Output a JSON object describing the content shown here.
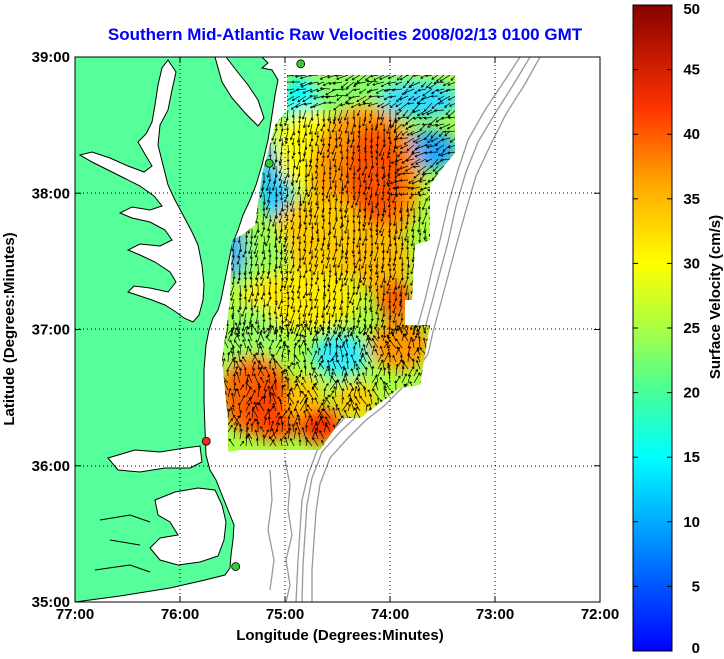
{
  "title": "Southern Mid-Atlantic Raw Velocities 2008/02/13 0100 GMT",
  "x_axis": {
    "label": "Longitude (Degrees:Minutes)",
    "ticks": [
      "77:00",
      "76:00",
      "75:00",
      "74:00",
      "73:00",
      "72:00"
    ],
    "values": [
      -77,
      -76,
      -75,
      -74,
      -73,
      -72
    ],
    "range": [
      -77,
      -72
    ]
  },
  "y_axis": {
    "label": "Latitude (Degrees:Minutes)",
    "ticks": [
      "39:00",
      "38:00",
      "37:00",
      "36:00",
      "35:00"
    ],
    "values": [
      39,
      38,
      37,
      36,
      35
    ],
    "range": [
      35,
      39
    ]
  },
  "colorbar": {
    "label": "Surface Velocity (cm/s)",
    "ticks": [
      "50",
      "45",
      "40",
      "35",
      "30",
      "25",
      "20",
      "15",
      "10",
      "5",
      "0"
    ],
    "range": [
      0,
      50
    ],
    "colormap": "jet"
  },
  "colors": {
    "land": "#55ff99",
    "coastline": "#000000",
    "bathymetry": "#999999",
    "title": "#0000ff",
    "grid": "#000000"
  },
  "grid": "dotted",
  "stations": [
    {
      "lon": -74.85,
      "lat": 38.95,
      "color": "#33cc33"
    },
    {
      "lon": -75.15,
      "lat": 38.22,
      "color": "#33cc33"
    },
    {
      "lon": -75.75,
      "lat": 36.18,
      "color": "#ff2222"
    },
    {
      "lon": -75.47,
      "lat": 35.26,
      "color": "#33cc33"
    }
  ]
}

**GOAL**
Give the material again exactly as it is, but keep the pictures out.

**COMPLETE ANSWER**
Output a JSON object describing the content shown here.
{
  "title": "Southern Mid-Atlantic Raw Velocities 2008/02/13 0100 GMT",
  "x_axis": {
    "label": "Longitude (Degrees:Minutes)",
    "ticks": [
      "77:00",
      "76:00",
      "75:00",
      "74:00",
      "73:00",
      "72:00"
    ],
    "values": [
      -77,
      -76,
      -75,
      -74,
      -73,
      -72
    ],
    "range": [
      -77,
      -72
    ]
  },
  "y_axis": {
    "label": "Latitude (Degrees:Minutes)",
    "ticks": [
      "39:00",
      "38:00",
      "37:00",
      "36:00",
      "35:00"
    ],
    "values": [
      39,
      38,
      37,
      36,
      35
    ],
    "range": [
      35,
      39
    ]
  },
  "colorbar": {
    "label": "Surface Velocity (cm/s)",
    "ticks": [
      "50",
      "45",
      "40",
      "35",
      "30",
      "25",
      "20",
      "15",
      "10",
      "5",
      "0"
    ],
    "range": [
      0,
      50
    ],
    "colormap": "jet"
  },
  "colors": {
    "land": "#55ff99",
    "coastline": "#000000",
    "bathymetry": "#999999",
    "title": "#0000ff",
    "grid": "#000000"
  },
  "grid": "dotted",
  "stations": [
    {
      "lon": -74.85,
      "lat": 38.95,
      "color": "#33cc33"
    },
    {
      "lon": -75.15,
      "lat": 38.22,
      "color": "#33cc33"
    },
    {
      "lon": -75.75,
      "lat": 36.18,
      "color": "#ff2222"
    },
    {
      "lon": -75.47,
      "lat": 35.26,
      "color": "#33cc33"
    }
  ]
}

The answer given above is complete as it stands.